WRITTEN EXERCISE:
List each line in which the string "苏五日游" appears.

Collected data:

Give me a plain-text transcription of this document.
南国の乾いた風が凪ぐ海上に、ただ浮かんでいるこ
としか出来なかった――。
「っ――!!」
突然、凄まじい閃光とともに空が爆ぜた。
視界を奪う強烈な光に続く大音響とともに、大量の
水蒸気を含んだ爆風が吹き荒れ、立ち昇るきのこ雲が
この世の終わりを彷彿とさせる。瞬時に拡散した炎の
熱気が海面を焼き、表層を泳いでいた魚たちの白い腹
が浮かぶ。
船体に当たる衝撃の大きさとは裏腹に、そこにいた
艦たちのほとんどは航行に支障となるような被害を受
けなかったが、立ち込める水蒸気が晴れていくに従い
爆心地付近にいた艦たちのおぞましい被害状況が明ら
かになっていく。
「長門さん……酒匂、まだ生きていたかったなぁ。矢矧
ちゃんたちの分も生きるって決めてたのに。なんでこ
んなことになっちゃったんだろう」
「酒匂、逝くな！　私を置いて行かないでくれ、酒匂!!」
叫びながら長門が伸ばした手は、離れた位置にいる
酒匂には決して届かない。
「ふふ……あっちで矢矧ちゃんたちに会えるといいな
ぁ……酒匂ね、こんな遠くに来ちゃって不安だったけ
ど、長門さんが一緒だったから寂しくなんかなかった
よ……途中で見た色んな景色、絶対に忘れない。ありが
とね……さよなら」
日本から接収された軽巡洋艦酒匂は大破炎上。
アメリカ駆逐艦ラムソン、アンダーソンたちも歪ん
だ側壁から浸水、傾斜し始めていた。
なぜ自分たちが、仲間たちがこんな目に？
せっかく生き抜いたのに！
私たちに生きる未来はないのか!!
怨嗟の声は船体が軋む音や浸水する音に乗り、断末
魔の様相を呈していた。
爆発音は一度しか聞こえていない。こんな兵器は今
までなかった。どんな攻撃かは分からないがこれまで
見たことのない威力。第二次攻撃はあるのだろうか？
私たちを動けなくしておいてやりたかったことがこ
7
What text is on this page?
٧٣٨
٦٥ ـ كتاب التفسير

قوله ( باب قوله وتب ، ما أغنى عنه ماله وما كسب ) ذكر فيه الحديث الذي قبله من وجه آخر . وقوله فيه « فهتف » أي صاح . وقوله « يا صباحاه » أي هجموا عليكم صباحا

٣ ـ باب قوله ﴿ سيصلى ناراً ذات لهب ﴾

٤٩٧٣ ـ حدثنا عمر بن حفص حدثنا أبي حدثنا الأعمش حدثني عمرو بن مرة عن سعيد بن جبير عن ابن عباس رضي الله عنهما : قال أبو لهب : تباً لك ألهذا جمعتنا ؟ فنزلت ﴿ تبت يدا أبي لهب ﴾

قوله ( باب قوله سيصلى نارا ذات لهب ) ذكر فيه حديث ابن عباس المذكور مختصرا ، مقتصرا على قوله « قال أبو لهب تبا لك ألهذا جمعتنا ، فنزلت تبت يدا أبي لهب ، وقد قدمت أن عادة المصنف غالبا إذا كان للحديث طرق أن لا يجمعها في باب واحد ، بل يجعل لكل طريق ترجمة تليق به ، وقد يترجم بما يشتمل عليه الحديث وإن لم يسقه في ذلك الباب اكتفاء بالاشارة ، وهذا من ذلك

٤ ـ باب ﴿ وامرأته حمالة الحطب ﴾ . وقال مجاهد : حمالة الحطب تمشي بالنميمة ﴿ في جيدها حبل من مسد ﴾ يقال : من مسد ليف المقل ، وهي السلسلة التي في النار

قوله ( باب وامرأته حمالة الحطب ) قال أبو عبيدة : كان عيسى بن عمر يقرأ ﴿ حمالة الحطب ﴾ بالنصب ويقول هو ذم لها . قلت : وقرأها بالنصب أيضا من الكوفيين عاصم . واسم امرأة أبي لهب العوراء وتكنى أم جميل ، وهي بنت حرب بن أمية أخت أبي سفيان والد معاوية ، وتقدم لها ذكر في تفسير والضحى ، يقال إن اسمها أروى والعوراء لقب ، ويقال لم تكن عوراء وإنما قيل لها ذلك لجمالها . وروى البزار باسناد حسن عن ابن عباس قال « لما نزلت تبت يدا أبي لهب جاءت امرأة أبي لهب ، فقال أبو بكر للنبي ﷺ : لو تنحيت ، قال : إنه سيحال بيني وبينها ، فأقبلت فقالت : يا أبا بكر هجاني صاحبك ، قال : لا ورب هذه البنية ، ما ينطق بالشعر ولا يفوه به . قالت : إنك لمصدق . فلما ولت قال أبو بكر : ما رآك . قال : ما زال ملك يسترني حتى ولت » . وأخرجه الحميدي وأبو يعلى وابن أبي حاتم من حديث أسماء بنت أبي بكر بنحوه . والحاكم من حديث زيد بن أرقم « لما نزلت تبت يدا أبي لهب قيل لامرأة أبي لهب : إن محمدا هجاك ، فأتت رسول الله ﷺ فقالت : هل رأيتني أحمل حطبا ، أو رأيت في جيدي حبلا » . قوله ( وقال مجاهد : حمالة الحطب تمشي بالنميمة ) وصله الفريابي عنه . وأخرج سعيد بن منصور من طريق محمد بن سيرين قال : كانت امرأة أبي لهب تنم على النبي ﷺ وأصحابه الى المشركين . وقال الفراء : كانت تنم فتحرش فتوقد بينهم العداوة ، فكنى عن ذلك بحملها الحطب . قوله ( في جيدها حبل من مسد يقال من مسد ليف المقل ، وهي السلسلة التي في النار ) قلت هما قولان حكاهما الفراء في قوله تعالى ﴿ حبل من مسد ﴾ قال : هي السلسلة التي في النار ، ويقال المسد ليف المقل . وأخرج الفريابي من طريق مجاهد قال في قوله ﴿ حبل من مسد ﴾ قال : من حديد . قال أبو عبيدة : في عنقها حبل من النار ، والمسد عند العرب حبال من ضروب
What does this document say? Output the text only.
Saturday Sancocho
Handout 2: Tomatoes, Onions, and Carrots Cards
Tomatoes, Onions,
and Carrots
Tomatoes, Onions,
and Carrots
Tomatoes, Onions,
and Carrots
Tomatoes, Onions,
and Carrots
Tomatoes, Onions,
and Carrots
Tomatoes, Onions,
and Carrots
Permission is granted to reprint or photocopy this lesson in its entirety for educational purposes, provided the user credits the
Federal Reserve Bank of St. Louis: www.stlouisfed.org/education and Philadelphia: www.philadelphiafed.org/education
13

* * *

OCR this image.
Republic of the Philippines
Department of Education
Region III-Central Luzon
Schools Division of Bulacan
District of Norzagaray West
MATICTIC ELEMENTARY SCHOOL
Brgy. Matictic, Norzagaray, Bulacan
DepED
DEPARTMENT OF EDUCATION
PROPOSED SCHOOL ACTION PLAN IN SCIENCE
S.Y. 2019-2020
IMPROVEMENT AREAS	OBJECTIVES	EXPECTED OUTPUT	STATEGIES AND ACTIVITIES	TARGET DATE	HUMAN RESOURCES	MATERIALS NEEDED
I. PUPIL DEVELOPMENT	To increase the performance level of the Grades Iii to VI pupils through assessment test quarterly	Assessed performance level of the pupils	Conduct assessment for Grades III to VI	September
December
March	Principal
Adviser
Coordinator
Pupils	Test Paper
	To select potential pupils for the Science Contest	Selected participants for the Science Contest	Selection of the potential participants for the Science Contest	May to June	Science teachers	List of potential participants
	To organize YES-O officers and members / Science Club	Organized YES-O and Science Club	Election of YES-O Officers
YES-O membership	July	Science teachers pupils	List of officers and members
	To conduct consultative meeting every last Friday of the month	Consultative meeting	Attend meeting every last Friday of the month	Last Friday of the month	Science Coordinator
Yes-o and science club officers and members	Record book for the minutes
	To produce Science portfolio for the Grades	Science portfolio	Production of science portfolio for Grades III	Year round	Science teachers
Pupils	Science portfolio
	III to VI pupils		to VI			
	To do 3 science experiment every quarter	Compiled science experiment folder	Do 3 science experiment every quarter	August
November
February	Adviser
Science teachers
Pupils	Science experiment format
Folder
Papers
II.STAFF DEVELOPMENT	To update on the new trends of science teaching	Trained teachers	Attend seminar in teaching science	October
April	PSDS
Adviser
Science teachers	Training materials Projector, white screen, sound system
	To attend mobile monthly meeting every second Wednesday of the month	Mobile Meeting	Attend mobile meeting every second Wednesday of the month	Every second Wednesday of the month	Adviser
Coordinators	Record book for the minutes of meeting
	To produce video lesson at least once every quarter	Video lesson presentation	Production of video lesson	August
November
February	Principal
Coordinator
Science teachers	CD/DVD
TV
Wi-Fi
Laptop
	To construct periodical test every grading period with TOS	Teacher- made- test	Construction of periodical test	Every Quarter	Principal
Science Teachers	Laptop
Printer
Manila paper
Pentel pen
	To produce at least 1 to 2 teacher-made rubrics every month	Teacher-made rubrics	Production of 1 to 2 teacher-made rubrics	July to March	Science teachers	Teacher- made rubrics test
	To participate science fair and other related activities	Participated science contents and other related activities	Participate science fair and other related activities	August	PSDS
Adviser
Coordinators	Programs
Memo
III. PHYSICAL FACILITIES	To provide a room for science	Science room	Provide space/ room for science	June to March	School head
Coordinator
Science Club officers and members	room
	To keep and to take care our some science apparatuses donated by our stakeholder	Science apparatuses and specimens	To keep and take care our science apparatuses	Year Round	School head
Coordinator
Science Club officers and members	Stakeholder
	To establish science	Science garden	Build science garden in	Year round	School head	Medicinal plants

--

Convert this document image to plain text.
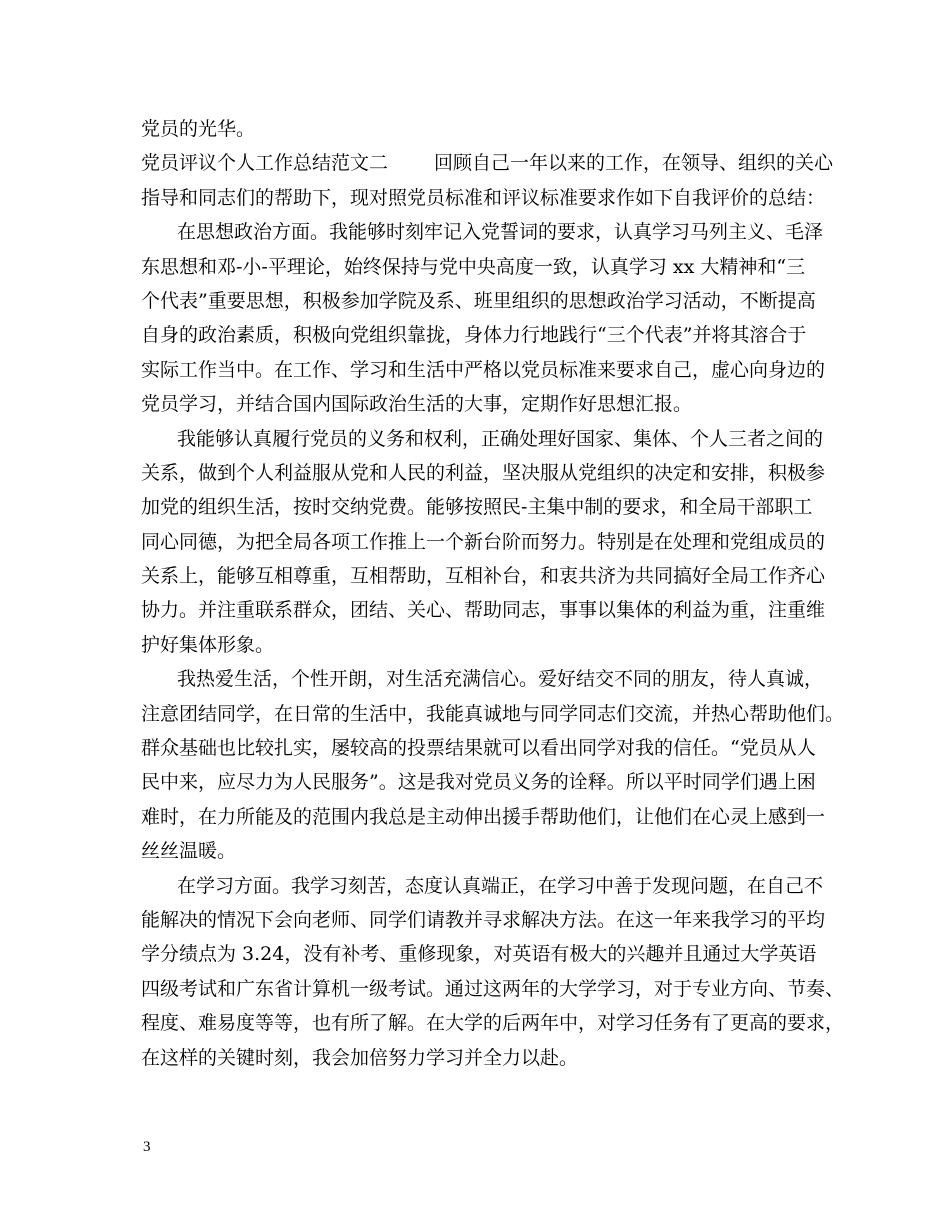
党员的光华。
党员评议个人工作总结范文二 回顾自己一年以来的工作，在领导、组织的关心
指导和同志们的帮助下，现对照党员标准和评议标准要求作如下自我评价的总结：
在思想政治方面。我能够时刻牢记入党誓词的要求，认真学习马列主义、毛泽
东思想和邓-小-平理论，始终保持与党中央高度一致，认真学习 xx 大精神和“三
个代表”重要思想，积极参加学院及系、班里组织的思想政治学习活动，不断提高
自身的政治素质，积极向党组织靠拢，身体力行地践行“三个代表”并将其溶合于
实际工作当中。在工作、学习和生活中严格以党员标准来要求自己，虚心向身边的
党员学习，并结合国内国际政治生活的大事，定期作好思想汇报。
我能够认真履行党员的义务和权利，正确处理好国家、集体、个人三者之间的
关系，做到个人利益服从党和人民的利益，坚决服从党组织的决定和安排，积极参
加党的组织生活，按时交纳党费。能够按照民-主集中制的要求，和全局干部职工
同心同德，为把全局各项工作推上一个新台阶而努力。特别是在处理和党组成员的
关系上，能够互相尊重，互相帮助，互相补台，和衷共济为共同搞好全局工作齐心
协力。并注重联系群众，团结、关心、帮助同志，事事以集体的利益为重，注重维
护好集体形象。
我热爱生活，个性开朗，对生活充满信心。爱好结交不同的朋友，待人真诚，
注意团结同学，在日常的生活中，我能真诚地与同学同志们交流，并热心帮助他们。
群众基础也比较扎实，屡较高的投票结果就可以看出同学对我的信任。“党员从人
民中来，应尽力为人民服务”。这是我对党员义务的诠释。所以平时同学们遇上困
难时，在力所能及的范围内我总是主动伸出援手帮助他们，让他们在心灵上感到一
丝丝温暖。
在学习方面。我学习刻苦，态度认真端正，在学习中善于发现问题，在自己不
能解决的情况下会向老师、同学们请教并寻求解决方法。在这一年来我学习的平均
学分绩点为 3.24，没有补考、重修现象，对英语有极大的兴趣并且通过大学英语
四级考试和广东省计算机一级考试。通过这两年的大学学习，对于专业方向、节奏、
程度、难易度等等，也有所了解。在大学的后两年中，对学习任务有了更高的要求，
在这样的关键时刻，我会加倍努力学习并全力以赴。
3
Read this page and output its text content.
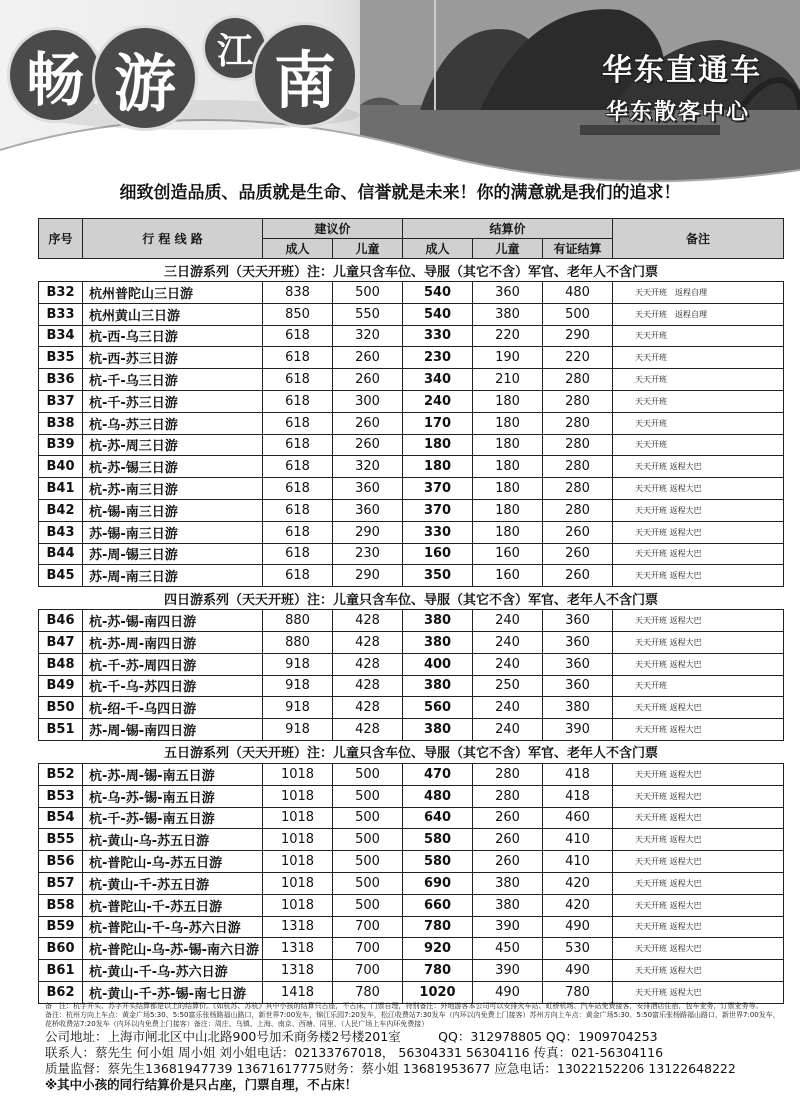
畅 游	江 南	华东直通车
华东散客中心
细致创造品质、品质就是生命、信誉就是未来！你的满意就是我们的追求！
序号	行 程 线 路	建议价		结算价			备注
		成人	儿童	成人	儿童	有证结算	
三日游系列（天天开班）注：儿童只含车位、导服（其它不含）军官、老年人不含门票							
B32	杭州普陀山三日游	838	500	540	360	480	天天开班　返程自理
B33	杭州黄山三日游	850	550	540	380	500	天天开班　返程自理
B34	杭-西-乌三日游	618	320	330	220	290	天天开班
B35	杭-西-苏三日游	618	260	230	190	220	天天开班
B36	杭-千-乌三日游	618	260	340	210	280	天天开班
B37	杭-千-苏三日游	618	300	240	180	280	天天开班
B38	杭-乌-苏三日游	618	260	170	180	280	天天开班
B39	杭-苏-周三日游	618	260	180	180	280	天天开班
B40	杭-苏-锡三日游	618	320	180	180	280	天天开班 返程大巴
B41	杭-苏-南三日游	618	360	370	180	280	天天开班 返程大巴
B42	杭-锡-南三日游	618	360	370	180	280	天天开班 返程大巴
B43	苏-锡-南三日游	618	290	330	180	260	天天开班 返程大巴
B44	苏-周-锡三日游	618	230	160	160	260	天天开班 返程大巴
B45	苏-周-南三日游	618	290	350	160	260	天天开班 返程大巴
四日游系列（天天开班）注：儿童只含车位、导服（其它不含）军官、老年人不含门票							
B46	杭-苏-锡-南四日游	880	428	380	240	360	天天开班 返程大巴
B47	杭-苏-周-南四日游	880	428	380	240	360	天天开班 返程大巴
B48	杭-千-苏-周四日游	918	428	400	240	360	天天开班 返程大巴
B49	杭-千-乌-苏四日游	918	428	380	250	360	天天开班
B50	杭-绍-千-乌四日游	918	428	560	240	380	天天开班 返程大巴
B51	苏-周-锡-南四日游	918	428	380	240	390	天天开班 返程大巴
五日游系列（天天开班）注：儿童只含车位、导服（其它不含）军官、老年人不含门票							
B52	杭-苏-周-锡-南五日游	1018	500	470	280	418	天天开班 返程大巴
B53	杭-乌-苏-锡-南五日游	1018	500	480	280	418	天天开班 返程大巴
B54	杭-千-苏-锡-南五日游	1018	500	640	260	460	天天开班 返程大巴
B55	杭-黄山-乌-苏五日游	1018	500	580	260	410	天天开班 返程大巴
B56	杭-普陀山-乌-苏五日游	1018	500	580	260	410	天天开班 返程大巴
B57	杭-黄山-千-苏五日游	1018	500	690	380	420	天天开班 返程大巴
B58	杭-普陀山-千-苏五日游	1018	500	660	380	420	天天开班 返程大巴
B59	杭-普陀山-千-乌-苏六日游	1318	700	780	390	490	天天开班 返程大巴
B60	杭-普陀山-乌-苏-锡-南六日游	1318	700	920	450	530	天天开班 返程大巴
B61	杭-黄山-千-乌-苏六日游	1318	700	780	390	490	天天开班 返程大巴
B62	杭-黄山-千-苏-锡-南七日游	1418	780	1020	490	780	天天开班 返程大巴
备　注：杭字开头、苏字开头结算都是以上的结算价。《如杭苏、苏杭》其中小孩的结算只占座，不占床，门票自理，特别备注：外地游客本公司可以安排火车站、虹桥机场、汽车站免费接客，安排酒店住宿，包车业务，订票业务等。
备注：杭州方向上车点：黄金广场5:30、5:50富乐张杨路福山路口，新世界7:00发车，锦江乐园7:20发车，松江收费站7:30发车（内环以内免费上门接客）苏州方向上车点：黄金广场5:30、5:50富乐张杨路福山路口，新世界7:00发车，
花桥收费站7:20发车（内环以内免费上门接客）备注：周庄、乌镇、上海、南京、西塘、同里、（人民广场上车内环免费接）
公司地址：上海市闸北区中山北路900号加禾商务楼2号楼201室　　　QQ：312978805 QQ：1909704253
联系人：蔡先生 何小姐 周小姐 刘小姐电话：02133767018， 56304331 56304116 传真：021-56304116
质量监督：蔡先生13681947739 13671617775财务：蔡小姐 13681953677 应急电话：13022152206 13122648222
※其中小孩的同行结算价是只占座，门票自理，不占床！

ANSWER TO THE PROBLEM:
B55	杭-黄山-乌-苏五日游	1018	500	580	260	410	天天开班 返程大巴
B56	杭-普陀山-乌-苏五日游	1018	500	580	260	410	天天开班 返程大巴
B57	杭-黄山-千-苏五日游	1018	500	690	380	420	天天开班 返程大巴
B58	杭-普陀山-千-苏五日游	1018	500	660	380	420	天天开班 返程大巴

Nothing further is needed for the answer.